» Exercise description
Copy the lines below without any changes, starting with the first line and ending with the line that contains "volume-bar bbox=[120, 712, 123, 720]".

» Input material
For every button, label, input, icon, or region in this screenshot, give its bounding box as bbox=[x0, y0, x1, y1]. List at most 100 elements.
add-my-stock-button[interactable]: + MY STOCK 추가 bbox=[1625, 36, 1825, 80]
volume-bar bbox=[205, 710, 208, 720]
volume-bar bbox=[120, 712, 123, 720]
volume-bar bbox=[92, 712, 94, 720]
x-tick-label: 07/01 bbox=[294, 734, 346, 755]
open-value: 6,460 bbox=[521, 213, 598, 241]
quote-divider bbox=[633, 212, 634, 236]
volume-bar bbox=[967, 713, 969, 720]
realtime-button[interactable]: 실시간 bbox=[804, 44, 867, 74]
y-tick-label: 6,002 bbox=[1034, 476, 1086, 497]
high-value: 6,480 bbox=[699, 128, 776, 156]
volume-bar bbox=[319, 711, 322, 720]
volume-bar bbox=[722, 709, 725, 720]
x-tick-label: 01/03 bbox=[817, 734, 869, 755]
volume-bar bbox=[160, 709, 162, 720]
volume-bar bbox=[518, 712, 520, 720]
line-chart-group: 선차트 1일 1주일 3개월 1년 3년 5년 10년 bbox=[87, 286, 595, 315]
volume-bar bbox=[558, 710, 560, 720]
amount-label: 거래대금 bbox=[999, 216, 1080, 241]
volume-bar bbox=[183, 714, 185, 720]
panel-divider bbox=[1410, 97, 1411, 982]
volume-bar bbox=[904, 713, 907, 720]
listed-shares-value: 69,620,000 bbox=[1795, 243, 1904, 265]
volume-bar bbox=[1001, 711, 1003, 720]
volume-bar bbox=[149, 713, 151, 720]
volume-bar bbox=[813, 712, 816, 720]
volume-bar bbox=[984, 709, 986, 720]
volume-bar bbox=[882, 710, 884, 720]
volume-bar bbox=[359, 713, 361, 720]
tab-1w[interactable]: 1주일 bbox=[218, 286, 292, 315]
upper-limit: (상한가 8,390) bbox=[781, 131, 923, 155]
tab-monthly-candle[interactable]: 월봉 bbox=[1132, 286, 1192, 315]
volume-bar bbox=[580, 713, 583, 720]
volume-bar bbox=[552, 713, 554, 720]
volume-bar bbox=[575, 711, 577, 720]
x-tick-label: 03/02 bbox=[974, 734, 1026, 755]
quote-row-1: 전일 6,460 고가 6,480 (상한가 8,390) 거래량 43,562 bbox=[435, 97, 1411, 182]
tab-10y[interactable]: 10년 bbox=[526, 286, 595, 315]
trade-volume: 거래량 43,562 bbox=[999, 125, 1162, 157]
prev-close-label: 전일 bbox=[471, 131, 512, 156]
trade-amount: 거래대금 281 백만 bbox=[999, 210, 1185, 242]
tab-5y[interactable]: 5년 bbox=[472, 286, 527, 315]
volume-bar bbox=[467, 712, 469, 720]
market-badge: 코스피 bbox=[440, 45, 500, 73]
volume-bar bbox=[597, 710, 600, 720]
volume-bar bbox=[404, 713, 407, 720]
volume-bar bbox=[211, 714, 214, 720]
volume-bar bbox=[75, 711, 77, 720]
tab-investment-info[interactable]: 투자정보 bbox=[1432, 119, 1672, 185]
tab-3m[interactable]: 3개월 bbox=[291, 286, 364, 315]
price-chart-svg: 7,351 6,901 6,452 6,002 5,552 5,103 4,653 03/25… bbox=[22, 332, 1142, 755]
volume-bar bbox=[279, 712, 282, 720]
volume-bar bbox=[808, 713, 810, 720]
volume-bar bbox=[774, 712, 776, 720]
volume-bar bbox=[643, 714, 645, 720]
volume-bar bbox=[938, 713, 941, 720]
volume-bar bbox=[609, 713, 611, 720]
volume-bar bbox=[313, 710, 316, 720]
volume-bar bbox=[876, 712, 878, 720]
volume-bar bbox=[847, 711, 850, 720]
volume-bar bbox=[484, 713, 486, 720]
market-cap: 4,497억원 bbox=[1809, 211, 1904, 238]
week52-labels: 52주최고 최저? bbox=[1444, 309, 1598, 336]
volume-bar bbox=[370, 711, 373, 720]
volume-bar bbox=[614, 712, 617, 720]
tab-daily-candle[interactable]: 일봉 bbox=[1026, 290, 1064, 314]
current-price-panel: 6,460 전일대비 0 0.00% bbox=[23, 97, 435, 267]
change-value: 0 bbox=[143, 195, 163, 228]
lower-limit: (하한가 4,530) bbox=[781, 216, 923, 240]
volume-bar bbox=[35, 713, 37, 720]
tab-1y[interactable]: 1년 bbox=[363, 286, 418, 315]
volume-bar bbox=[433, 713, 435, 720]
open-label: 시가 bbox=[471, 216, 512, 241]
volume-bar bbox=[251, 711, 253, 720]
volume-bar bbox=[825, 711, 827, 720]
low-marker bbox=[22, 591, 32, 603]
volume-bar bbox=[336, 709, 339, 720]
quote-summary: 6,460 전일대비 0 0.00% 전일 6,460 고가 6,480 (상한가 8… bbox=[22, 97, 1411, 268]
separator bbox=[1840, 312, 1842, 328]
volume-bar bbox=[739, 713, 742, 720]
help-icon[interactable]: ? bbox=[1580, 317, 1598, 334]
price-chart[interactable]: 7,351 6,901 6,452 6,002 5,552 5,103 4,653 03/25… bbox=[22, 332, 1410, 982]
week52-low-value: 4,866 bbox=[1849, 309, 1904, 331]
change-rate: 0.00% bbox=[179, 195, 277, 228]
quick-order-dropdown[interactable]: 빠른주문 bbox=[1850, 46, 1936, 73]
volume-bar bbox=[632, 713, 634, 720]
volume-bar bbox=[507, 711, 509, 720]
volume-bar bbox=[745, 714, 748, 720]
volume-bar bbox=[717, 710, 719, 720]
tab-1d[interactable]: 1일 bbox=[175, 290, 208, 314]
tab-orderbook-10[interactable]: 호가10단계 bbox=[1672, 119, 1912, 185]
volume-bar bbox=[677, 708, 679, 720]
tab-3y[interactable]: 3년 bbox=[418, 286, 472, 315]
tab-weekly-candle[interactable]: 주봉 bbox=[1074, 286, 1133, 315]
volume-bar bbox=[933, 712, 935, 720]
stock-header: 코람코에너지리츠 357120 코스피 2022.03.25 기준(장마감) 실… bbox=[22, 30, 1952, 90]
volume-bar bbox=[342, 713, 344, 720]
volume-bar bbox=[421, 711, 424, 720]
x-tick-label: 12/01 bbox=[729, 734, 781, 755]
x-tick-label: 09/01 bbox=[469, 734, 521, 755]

» Expected answer
For every button, label, input, icon, or region in this screenshot, give its bounding box as bbox=[x0, y0, x1, y1]. List at most 100 elements.
add-my-stock-button[interactable]: + MY STOCK 추가 bbox=[1625, 36, 1825, 80]
volume-bar bbox=[205, 710, 208, 720]
volume-bar bbox=[120, 712, 123, 720]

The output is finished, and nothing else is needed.